> **Exercise task**
Give the count of lines in the data that include "French", with no other words.
────────────────────────────────────────
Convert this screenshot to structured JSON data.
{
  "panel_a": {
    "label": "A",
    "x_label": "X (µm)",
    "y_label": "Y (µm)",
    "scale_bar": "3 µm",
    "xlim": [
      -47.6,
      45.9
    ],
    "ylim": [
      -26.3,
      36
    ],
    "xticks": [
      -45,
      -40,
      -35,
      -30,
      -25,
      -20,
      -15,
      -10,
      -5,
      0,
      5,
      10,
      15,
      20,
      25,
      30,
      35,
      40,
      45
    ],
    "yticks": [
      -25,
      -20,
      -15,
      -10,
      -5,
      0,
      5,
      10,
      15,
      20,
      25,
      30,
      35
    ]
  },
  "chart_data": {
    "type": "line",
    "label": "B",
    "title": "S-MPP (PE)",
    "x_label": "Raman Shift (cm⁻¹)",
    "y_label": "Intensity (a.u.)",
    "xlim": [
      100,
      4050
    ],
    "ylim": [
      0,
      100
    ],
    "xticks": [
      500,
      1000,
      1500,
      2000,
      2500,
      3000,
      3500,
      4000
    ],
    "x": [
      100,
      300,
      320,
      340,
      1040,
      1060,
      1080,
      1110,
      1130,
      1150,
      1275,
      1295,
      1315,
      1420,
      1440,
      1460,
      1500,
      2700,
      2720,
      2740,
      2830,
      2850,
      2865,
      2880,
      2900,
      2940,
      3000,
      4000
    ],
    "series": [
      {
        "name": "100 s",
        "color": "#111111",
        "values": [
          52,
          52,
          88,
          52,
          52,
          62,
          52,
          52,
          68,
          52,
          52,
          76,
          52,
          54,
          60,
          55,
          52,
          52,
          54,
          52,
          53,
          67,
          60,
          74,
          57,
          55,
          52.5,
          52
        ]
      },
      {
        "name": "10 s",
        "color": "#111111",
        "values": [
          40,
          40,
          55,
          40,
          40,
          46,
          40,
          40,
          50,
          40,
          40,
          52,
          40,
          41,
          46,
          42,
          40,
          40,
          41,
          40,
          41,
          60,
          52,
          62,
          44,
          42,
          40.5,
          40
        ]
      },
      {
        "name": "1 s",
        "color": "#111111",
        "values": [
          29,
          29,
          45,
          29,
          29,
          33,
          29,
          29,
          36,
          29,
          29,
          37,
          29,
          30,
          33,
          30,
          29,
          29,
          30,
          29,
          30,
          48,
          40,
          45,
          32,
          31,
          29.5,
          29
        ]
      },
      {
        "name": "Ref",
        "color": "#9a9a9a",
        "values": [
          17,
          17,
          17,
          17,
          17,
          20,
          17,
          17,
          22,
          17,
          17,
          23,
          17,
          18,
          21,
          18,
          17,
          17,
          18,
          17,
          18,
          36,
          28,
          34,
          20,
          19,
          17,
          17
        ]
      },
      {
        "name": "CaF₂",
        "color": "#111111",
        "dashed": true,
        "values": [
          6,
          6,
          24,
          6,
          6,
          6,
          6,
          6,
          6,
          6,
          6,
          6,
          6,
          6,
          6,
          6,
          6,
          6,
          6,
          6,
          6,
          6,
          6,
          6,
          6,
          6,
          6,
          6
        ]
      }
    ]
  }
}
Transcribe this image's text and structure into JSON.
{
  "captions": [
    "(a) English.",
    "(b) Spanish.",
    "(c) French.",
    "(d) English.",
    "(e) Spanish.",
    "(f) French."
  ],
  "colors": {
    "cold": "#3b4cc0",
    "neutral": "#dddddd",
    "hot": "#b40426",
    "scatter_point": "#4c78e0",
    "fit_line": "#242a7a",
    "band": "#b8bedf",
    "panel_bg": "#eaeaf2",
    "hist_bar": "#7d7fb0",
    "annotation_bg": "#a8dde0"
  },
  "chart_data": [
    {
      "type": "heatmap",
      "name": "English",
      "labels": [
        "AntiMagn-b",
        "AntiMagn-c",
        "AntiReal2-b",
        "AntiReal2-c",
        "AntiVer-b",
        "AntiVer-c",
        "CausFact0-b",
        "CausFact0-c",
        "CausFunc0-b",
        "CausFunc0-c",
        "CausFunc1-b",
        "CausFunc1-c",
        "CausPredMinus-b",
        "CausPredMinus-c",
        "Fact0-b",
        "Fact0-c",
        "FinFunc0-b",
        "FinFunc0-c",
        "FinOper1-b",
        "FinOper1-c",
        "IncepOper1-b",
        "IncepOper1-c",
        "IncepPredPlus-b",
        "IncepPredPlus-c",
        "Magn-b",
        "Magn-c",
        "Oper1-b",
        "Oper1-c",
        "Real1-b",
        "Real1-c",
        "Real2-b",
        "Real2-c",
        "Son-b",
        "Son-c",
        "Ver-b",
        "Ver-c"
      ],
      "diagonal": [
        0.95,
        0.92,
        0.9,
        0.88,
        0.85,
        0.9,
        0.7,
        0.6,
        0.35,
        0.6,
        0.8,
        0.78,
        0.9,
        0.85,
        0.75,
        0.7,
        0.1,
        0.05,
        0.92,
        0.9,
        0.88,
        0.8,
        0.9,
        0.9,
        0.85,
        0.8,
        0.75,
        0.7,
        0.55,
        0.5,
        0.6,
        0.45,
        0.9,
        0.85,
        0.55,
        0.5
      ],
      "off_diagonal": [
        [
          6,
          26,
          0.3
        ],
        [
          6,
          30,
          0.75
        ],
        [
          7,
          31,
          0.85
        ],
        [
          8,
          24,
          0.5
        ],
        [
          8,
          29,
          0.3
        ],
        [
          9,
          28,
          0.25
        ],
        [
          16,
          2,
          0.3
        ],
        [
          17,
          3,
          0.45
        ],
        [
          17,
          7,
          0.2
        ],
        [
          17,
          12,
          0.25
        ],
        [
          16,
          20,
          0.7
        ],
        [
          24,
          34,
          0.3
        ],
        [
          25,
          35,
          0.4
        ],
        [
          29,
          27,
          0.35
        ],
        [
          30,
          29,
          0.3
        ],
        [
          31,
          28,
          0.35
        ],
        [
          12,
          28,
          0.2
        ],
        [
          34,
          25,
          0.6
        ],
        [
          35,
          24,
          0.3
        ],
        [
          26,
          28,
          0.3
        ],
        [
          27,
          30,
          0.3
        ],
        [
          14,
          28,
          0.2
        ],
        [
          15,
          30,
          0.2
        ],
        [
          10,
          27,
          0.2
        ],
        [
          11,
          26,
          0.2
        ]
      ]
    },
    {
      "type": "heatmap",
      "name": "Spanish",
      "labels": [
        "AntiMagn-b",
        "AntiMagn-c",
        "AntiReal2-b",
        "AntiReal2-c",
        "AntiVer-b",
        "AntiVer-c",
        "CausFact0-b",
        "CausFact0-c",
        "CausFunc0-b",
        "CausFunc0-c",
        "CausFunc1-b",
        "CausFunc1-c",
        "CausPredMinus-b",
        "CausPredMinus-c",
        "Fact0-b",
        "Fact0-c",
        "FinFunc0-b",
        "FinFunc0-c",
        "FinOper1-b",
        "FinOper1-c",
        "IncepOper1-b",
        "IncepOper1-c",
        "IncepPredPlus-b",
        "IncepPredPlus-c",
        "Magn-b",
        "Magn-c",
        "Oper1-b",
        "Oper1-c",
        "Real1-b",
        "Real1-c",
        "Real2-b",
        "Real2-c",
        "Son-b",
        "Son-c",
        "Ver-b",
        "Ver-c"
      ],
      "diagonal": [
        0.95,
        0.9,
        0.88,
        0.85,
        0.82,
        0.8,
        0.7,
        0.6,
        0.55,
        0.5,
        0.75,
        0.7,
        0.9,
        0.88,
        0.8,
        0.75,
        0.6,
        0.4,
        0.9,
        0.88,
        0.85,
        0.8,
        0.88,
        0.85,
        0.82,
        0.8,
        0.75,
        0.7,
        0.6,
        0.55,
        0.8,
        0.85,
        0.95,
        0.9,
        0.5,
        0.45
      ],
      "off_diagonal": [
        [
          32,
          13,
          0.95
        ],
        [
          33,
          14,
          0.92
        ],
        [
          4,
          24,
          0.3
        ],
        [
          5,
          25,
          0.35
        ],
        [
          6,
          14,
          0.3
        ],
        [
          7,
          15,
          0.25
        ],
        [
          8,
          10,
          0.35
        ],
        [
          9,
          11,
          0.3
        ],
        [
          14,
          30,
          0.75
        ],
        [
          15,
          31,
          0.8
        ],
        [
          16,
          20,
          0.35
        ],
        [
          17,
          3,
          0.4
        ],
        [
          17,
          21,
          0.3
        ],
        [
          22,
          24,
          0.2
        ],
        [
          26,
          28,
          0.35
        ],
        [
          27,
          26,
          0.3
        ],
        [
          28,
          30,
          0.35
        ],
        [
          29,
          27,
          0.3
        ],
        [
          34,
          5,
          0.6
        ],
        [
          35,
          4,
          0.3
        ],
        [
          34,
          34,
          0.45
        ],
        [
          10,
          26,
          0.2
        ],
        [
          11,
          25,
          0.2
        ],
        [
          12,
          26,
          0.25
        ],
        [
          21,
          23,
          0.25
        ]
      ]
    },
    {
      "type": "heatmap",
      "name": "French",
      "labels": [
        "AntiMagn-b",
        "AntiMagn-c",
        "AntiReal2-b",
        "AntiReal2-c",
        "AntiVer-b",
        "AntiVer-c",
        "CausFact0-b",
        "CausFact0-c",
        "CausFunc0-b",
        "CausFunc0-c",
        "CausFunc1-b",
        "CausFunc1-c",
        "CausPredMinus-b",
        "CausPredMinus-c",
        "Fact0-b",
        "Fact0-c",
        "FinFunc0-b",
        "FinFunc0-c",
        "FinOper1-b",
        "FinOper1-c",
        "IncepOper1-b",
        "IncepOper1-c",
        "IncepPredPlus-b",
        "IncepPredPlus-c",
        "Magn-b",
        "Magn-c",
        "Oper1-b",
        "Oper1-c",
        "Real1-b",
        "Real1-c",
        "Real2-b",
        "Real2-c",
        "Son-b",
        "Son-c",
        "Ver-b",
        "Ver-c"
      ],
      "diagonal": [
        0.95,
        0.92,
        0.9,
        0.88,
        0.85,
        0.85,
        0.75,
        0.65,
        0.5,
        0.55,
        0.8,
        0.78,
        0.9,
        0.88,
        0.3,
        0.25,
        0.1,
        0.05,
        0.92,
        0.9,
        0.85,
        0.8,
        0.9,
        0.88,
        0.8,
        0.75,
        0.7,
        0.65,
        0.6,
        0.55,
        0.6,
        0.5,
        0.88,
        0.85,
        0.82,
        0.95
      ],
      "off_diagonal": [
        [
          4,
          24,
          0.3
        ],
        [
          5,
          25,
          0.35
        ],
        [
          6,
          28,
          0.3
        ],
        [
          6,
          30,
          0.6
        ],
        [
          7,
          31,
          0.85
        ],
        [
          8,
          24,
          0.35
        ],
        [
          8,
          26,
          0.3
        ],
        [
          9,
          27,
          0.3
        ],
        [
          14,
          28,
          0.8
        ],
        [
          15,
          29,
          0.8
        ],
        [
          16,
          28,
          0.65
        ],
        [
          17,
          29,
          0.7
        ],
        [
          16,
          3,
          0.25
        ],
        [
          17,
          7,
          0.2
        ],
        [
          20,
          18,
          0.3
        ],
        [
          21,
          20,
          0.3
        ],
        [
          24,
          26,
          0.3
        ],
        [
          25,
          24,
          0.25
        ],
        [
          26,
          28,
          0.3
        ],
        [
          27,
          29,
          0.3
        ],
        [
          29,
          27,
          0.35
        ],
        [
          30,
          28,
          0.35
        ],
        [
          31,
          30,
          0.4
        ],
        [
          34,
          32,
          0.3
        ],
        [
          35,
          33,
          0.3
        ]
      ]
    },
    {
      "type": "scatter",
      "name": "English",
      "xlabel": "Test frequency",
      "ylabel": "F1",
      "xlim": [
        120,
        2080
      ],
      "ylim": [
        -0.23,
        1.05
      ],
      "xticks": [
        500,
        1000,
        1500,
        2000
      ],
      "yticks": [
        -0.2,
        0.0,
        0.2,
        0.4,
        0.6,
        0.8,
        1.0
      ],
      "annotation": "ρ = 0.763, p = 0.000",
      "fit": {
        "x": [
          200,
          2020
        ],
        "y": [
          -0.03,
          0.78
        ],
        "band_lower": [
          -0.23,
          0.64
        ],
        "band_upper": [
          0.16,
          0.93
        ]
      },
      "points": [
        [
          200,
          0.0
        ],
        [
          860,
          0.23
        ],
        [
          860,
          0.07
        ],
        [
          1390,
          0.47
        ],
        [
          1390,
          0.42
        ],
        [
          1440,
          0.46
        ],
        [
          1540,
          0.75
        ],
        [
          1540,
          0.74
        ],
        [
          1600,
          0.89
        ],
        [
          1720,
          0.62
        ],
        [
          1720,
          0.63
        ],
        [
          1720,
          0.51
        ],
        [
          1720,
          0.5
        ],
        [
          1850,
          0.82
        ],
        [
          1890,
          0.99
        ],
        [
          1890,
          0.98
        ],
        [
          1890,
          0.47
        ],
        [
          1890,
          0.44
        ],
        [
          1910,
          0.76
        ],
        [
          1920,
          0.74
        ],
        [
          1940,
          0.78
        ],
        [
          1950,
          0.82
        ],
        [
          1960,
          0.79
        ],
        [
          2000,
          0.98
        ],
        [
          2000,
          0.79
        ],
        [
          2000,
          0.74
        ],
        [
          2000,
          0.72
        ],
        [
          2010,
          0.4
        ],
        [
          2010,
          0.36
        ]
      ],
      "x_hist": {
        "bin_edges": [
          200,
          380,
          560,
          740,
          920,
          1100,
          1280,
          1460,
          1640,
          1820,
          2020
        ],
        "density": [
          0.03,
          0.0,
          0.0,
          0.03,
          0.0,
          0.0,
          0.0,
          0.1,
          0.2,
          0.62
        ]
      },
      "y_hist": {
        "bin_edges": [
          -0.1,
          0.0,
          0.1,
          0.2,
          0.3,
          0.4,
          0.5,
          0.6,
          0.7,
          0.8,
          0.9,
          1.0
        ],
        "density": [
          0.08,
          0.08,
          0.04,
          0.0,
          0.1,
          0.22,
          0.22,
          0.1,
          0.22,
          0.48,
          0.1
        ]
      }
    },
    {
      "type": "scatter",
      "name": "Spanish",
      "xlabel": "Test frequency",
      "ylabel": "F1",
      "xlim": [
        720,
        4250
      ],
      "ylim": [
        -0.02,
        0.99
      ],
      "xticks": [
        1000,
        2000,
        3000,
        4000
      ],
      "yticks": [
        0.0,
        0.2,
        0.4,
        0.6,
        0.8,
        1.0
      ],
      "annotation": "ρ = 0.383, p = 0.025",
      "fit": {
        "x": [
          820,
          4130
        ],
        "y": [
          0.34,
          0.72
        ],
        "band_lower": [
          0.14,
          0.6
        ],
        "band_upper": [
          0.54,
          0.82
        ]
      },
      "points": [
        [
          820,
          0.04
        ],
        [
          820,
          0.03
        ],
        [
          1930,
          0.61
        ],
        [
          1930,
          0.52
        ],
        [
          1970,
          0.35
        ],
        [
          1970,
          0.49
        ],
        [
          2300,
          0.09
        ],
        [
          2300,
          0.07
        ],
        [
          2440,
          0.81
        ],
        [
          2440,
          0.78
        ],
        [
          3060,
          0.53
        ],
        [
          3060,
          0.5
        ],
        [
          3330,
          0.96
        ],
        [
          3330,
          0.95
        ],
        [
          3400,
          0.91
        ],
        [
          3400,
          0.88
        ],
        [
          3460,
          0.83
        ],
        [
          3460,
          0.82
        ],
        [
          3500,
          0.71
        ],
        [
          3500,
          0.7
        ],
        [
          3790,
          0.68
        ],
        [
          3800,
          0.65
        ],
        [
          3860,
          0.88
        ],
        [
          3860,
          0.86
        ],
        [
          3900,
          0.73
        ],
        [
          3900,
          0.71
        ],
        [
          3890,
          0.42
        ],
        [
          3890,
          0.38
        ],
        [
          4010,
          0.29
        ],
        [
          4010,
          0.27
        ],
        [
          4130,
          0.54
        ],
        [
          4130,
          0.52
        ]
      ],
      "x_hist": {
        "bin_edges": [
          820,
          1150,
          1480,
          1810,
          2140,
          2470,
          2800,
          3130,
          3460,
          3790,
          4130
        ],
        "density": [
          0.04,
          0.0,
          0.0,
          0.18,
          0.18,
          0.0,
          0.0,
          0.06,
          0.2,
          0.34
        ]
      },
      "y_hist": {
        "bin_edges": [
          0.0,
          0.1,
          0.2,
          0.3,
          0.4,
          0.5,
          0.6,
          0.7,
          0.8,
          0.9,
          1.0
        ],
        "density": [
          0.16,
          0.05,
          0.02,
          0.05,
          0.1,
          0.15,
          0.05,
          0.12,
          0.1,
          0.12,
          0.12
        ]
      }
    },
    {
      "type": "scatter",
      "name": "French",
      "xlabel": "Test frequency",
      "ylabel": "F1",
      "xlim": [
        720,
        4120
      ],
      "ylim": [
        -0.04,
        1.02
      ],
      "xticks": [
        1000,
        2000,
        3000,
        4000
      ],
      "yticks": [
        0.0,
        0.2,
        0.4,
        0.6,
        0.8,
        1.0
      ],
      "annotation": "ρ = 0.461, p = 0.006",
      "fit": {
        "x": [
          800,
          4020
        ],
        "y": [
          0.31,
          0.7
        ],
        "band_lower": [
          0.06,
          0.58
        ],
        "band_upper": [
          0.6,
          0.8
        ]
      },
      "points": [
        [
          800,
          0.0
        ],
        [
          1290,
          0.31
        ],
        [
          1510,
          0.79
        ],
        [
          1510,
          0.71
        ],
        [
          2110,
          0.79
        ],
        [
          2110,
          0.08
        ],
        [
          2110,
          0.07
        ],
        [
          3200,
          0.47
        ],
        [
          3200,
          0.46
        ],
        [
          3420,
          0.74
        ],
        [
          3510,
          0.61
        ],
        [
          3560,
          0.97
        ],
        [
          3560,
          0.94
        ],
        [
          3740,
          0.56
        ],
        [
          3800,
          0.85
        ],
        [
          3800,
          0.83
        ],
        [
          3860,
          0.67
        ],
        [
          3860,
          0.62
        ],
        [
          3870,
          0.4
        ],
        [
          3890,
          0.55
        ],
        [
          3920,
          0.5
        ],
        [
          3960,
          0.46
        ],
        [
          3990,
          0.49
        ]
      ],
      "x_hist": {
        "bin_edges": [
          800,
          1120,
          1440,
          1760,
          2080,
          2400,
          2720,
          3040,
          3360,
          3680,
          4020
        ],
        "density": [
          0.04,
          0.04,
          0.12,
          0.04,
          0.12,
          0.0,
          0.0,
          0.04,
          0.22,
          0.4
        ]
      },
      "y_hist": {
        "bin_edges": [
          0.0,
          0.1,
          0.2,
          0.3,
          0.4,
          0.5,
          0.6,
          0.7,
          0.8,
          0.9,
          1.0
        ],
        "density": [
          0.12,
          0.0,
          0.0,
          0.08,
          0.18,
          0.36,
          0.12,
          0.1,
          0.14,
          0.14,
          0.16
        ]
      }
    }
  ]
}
────────────────────────────────────────
> **Complete output**
4